* [What the task asks]:
Go through the entries below and copy each line containing the word "JSON".

* [Dataset listings of figures]:

....

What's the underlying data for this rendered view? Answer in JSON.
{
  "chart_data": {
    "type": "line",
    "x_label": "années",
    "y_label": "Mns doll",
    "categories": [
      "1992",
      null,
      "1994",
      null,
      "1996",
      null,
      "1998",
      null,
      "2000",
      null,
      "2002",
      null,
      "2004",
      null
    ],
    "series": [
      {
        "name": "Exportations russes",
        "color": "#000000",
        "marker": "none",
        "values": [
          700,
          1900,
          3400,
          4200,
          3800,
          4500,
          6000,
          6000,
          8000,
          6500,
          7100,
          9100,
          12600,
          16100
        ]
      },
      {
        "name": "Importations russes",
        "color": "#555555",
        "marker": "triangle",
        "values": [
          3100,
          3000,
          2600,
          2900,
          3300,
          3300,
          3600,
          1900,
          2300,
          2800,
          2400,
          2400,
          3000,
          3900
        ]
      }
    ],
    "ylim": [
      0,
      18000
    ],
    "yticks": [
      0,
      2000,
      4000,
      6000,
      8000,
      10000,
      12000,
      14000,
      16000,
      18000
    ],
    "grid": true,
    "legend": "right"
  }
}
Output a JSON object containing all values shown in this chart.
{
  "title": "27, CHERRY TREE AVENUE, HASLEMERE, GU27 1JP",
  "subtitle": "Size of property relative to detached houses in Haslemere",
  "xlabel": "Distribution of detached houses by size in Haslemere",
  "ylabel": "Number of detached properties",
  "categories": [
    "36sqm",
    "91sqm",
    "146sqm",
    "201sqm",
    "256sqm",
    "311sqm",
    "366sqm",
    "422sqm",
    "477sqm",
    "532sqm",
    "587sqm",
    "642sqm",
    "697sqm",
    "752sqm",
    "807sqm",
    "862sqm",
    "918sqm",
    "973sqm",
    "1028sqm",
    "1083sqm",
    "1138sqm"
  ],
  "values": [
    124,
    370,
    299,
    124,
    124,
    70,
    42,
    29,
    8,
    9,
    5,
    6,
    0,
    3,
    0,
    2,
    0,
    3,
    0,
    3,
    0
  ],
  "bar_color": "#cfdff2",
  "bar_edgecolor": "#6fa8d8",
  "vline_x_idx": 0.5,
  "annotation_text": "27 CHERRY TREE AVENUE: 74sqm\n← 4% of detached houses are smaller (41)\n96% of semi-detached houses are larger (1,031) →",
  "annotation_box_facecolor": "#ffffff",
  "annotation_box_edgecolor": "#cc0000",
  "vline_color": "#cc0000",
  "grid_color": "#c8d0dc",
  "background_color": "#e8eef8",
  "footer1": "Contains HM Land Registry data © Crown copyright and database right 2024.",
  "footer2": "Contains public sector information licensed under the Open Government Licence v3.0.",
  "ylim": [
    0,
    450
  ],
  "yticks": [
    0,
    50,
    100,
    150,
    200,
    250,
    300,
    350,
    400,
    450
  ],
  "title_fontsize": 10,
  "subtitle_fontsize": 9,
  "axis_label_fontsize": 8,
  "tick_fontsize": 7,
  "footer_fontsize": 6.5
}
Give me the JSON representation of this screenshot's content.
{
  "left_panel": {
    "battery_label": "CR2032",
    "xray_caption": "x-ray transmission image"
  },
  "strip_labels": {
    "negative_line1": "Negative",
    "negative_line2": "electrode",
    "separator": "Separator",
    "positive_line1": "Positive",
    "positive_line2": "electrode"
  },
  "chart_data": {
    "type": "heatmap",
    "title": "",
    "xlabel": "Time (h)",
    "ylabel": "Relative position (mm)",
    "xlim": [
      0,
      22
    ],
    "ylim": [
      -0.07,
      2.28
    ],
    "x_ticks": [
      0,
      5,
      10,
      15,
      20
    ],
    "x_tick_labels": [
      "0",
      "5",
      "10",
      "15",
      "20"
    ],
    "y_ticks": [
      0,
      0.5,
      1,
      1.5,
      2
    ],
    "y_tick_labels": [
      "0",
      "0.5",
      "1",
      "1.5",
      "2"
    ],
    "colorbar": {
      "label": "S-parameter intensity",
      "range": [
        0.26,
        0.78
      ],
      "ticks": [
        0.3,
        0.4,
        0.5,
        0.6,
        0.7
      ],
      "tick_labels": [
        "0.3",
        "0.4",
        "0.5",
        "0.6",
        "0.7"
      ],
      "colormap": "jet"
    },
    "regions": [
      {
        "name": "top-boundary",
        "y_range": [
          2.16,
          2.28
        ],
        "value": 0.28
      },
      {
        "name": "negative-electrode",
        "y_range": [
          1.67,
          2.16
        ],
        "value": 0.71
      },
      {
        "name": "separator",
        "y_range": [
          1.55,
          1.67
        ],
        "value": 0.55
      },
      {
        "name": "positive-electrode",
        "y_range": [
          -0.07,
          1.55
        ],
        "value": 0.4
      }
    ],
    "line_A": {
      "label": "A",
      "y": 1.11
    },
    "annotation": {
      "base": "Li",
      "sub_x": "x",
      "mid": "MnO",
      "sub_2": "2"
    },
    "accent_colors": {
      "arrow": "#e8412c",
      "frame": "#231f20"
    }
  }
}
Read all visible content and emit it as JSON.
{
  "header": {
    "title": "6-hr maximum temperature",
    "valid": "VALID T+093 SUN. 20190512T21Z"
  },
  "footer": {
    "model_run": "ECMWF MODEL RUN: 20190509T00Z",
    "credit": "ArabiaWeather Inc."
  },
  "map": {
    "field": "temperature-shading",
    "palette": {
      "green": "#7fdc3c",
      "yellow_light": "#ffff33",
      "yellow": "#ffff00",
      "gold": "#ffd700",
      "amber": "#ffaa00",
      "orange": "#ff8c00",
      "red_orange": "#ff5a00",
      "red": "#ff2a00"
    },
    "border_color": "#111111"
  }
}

....

* [Finished answer]:
What's the underlying data for this rendered view? Answer in JSON.
Output a JSON object containing all values shown in this chart.
Give me the JSON representation of this screenshot's content.
Read all visible content and emit it as JSON.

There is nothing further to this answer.